Task instructions
Present the data once more in exactly its original form.

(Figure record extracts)
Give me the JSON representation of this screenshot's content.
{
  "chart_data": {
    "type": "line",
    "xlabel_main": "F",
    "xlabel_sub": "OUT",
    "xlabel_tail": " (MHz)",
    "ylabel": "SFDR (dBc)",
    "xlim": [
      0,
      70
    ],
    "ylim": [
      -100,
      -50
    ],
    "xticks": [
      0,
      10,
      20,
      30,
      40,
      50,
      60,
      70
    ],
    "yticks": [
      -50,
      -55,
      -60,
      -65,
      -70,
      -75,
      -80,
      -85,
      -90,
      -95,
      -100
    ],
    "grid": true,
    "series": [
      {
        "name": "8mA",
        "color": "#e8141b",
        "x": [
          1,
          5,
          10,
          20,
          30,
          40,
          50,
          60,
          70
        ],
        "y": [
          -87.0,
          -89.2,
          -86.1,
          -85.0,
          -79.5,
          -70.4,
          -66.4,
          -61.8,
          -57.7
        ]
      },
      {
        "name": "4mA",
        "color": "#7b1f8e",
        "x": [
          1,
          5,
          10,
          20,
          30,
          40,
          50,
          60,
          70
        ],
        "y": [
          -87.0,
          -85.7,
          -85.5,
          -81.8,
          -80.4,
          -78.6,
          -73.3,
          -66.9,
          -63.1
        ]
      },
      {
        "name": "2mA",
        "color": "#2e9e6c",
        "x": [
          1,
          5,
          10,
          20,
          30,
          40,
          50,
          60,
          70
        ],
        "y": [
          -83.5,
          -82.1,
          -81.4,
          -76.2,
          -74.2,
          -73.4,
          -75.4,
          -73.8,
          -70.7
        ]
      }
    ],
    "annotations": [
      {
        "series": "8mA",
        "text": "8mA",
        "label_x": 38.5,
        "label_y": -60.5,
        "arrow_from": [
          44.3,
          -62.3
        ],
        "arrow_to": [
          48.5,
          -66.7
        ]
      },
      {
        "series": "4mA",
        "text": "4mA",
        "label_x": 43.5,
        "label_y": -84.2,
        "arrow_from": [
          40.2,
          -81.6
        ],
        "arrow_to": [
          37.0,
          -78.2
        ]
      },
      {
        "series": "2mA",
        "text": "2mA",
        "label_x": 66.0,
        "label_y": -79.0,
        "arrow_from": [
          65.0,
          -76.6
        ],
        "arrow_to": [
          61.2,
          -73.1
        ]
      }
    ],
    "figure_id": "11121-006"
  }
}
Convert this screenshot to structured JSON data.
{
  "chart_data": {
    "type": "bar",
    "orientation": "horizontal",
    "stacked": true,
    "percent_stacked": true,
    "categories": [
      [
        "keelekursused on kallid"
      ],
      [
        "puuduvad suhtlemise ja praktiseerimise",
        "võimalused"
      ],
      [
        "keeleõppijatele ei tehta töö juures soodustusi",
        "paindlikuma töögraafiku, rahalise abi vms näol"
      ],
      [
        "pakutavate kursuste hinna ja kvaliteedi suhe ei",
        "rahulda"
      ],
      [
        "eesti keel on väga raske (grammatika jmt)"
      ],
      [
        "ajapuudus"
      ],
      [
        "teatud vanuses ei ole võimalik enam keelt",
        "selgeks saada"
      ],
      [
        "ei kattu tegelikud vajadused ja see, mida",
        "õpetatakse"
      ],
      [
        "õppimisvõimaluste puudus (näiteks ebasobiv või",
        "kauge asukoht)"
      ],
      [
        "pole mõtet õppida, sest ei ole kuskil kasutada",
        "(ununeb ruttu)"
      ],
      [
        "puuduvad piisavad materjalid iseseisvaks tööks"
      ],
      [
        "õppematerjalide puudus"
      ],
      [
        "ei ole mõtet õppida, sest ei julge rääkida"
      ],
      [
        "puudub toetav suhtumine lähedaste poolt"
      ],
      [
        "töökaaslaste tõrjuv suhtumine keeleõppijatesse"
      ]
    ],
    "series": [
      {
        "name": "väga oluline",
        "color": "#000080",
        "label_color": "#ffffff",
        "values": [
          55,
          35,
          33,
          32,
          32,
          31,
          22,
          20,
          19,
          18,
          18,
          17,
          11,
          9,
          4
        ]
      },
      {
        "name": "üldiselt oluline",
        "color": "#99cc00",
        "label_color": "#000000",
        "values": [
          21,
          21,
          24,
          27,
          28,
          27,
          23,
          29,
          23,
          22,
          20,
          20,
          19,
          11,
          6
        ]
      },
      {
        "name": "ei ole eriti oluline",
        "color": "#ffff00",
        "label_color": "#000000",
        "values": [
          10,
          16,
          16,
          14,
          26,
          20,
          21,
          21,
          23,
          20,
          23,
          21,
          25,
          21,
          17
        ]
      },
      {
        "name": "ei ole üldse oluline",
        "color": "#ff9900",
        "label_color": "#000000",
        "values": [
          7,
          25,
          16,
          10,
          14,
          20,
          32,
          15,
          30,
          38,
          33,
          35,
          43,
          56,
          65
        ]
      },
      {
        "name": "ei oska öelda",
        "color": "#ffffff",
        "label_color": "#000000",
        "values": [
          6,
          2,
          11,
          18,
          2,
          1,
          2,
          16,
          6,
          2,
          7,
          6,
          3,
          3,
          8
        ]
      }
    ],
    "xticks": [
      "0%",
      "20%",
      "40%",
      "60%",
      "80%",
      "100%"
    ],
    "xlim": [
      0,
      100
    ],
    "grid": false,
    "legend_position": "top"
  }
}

Exercise output
Give me the JSON representation of this screenshot's content.
{
  "chart_data": {
    "type": "line",
    "xlabel_main": "F",
    "xlabel_sub": "OUT",
    "xlabel_tail": " (MHz)",
    "ylabel": "SFDR (dBc)",
    "xlim": [
      0,
      70
    ],
    "ylim": [
      -100,
      -50
    ],
    "xticks": [
      0,
      10,
      20,
      30,
      40,
      50,
      60,
      70
    ],
    "yticks": [
      -50,
      -55,
      -60,
      -65,
      -70,
      -75,
      -80,
      -85,
      -90,
      -95,
      -100
    ],
    "grid": true,
    "series": [
      {
        "name": "8mA",
        "color": "#e8141b",
        "x": [
          1,
          5,
          10,
          20,
          30,
          40,
          50,
          60,
          70
        ],
        "y": [
          -87.0,
          -89.2,
          -86.1,
          -85.0,
          -79.5,
          -70.4,
          -66.4,
          -61.8,
          -57.7
        ]
      },
      {
        "name": "4mA",
        "color": "#7b1f8e",
        "x": [
          1,
          5,
          10,
          20,
          30,
          40,
          50,
          60,
          70
        ],
        "y": [
          -87.0,
          -85.7,
          -85.5,
          -81.8,
          -80.4,
          -78.6,
          -73.3,
          -66.9,
          -63.1
        ]
      },
      {
        "name": "2mA",
        "color": "#2e9e6c",
        "x": [
          1,
          5,
          10,
          20,
          30,
          40,
          50,
          60,
          70
        ],
        "y": [
          -83.5,
          -82.1,
          -81.4,
          -76.2,
          -74.2,
          -73.4,
          -75.4,
          -73.8,
          -70.7
        ]
      }
    ],
    "annotations": [
      {
        "series": "8mA",
        "text": "8mA",
        "label_x": 38.5,
        "label_y": -60.5,
        "arrow_from": [
          44.3,
          -62.3
        ],
        "arrow_to": [
          48.5,
          -66.7
        ]
      },
      {
        "series": "4mA",
        "text": "4mA",
        "label_x": 43.5,
        "label_y": -84.2,
        "arrow_from": [
          40.2,
          -81.6
        ],
        "arrow_to": [
          37.0,
          -78.2
        ]
      },
      {
        "series": "2mA",
        "text": "2mA",
        "label_x": 66.0,
        "label_y": -79.0,
        "arrow_from": [
          65.0,
          -76.6
        ],
        "arrow_to": [
          61.2,
          -73.1
        ]
      }
    ],
    "figure_id": "11121-006"
  }
}
Convert this screenshot to structured JSON data.
{
  "chart_data": {
    "type": "bar",
    "orientation": "horizontal",
    "stacked": true,
    "percent_stacked": true,
    "categories": [
      [
        "keelekursused on kallid"
      ],
      [
        "puuduvad suhtlemise ja praktiseerimise",
        "võimalused"
      ],
      [
        "keeleõppijatele ei tehta töö juures soodustusi",
        "paindlikuma töögraafiku, rahalise abi vms näol"
      ],
      [
        "pakutavate kursuste hinna ja kvaliteedi suhe ei",
        "rahulda"
      ],
      [
        "eesti keel on väga raske (grammatika jmt)"
      ],
      [
        "ajapuudus"
      ],
      [
        "teatud vanuses ei ole võimalik enam keelt",
        "selgeks saada"
      ],
      [
        "ei kattu tegelikud vajadused ja see, mida",
        "õpetatakse"
      ],
      [
        "õppimisvõimaluste puudus (näiteks ebasobiv või",
        "kauge asukoht)"
      ],
      [
        "pole mõtet õppida, sest ei ole kuskil kasutada",
        "(ununeb ruttu)"
      ],
      [
        "puuduvad piisavad materjalid iseseisvaks tööks"
      ],
      [
        "õppematerjalide puudus"
      ],
      [
        "ei ole mõtet õppida, sest ei julge rääkida"
      ],
      [
        "puudub toetav suhtumine lähedaste poolt"
      ],
      [
        "töökaaslaste tõrjuv suhtumine keeleõppijatesse"
      ]
    ],
    "series": [
      {
        "name": "väga oluline",
        "color": "#000080",
        "label_color": "#ffffff",
        "values": [
          55,
          35,
          33,
          32,
          32,
          31,
          22,
          20,
          19,
          18,
          18,
          17,
          11,
          9,
          4
        ]
      },
      {
        "name": "üldiselt oluline",
        "color": "#99cc00",
        "label_color": "#000000",
        "values": [
          21,
          21,
          24,
          27,
          28,
          27,
          23,
          29,
          23,
          22,
          20,
          20,
          19,
          11,
          6
        ]
      },
      {
        "name": "ei ole eriti oluline",
        "color": "#ffff00",
        "label_color": "#000000",
        "values": [
          10,
          16,
          16,
          14,
          26,
          20,
          21,
          21,
          23,
          20,
          23,
          21,
          25,
          21,
          17
        ]
      },
      {
        "name": "ei ole üldse oluline",
        "color": "#ff9900",
        "label_color": "#000000",
        "values": [
          7,
          25,
          16,
          10,
          14,
          20,
          32,
          15,
          30,
          38,
          33,
          35,
          43,
          56,
          65
        ]
      },
      {
        "name": "ei oska öelda",
        "color": "#ffffff",
        "label_color": "#000000",
        "values": [
          6,
          2,
          11,
          18,
          2,
          1,
          2,
          16,
          6,
          2,
          7,
          6,
          3,
          3,
          8
        ]
      }
    ],
    "xticks": [
      "0%",
      "20%",
      "40%",
      "60%",
      "80%",
      "100%"
    ],
    "xlim": [
      0,
      100
    ],
    "grid": false,
    "legend_position": "top"
  }
}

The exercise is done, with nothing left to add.